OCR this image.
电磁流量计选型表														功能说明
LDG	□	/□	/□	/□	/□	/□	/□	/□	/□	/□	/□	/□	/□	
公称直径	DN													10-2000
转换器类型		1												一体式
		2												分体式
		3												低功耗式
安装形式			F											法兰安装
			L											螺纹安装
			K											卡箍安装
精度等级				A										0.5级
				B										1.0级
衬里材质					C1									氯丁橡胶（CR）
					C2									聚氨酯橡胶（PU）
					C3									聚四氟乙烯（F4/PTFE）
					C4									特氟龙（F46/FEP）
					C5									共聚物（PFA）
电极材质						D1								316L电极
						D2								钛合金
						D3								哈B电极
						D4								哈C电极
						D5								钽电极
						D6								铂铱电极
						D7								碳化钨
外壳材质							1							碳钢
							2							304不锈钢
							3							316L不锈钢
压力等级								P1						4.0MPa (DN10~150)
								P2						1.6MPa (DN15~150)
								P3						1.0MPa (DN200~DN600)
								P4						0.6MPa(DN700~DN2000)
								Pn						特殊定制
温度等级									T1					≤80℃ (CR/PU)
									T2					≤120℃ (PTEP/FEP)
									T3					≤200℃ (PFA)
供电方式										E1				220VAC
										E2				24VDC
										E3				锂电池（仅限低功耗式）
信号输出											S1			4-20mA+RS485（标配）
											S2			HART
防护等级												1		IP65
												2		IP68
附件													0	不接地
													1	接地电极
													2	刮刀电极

----

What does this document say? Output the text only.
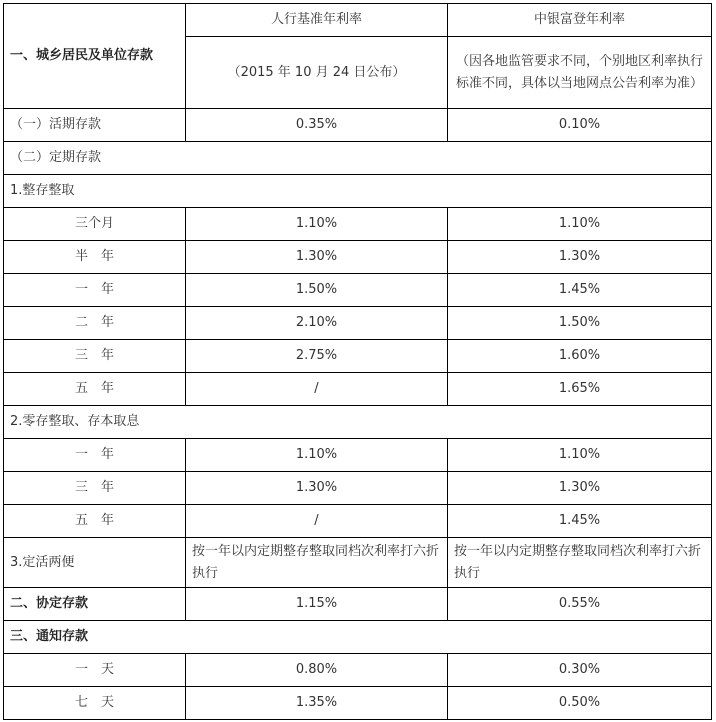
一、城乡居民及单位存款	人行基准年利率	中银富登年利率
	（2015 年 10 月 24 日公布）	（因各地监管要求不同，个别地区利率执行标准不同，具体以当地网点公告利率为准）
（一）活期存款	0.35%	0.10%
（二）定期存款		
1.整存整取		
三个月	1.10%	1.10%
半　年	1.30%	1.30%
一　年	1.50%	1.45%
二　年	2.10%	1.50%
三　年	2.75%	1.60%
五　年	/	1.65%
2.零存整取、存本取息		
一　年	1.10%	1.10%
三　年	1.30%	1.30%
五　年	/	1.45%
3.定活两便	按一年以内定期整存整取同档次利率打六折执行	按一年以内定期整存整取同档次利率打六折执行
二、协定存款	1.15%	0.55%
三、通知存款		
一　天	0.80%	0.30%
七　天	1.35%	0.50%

----

Exercise task - Pull every line containing the word "this" out of the material.

Output below -
OCR this image.
What does this document say? Output the text only.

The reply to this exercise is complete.